SET EXERCISE:
Please reproduce every record, keeping each one exactly as written.

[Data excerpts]

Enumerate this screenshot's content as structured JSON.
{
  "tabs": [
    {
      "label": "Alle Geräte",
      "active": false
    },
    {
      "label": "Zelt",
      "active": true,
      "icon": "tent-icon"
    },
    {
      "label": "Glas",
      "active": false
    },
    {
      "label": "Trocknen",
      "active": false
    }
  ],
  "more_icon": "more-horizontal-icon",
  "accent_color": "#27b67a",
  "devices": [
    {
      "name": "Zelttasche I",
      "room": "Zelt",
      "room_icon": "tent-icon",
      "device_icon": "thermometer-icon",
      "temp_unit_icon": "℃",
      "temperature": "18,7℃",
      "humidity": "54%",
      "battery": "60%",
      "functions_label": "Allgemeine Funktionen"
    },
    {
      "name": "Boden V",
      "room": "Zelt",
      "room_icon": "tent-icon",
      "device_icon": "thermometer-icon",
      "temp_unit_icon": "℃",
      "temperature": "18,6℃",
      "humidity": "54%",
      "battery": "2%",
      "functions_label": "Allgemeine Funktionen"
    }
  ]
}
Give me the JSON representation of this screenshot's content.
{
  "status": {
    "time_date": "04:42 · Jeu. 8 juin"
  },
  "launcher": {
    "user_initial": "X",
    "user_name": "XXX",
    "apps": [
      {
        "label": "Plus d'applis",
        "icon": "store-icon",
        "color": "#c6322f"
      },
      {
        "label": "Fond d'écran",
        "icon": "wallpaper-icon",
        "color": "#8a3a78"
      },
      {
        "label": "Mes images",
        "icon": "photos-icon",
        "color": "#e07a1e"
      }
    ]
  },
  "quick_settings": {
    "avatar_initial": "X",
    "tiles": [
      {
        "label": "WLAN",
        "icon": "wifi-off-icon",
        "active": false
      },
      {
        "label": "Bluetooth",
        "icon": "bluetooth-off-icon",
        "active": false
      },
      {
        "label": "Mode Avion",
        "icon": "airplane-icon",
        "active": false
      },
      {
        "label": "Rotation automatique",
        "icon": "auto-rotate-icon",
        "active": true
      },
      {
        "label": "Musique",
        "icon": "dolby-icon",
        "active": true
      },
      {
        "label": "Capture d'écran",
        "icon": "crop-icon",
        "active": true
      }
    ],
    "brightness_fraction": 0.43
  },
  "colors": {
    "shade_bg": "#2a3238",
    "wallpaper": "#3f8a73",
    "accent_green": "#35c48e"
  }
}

SOLUTION:
Enumerate this screenshot's content as structured JSON.
{
  "tabs": [
    {
      "label": "Alle Geräte",
      "active": false
    },
    {
      "label": "Zelt",
      "active": true,
      "icon": "tent-icon"
    },
    {
      "label": "Glas",
      "active": false
    },
    {
      "label": "Trocknen",
      "active": false
    }
  ],
  "more_icon": "more-horizontal-icon",
  "accent_color": "#27b67a",
  "devices": [
    {
      "name": "Zelttasche I",
      "room": "Zelt",
      "room_icon": "tent-icon",
      "device_icon": "thermometer-icon",
      "temp_unit_icon": "℃",
      "temperature": "18,7℃",
      "humidity": "54%",
      "battery": "60%",
      "functions_label": "Allgemeine Funktionen"
    },
    {
      "name": "Boden V",
      "room": "Zelt",
      "room_icon": "tent-icon",
      "device_icon": "thermometer-icon",
      "temp_unit_icon": "℃",
      "temperature": "18,6℃",
      "humidity": "54%",
      "battery": "2%",
      "functions_label": "Allgemeine Funktionen"
    }
  ]
}
Give me the JSON representation of this screenshot's content.
{
  "status": {
    "time_date": "04:42 · Jeu. 8 juin"
  },
  "launcher": {
    "user_initial": "X",
    "user_name": "XXX",
    "apps": [
      {
        "label": "Plus d'applis",
        "icon": "store-icon",
        "color": "#c6322f"
      },
      {
        "label": "Fond d'écran",
        "icon": "wallpaper-icon",
        "color": "#8a3a78"
      },
      {
        "label": "Mes images",
        "icon": "photos-icon",
        "color": "#e07a1e"
      }
    ]
  },
  "quick_settings": {
    "avatar_initial": "X",
    "tiles": [
      {
        "label": "WLAN",
        "icon": "wifi-off-icon",
        "active": false
      },
      {
        "label": "Bluetooth",
        "icon": "bluetooth-off-icon",
        "active": false
      },
      {
        "label": "Mode Avion",
        "icon": "airplane-icon",
        "active": false
      },
      {
        "label": "Rotation automatique",
        "icon": "auto-rotate-icon",
        "active": true
      },
      {
        "label": "Musique",
        "icon": "dolby-icon",
        "active": true
      },
      {
        "label": "Capture d'écran",
        "icon": "crop-icon",
        "active": true
      }
    ],
    "brightness_fraction": 0.43
  },
  "colors": {
    "shade_bg": "#2a3238",
    "wallpaper": "#3f8a73",
    "accent_green": "#35c48e"
  }
}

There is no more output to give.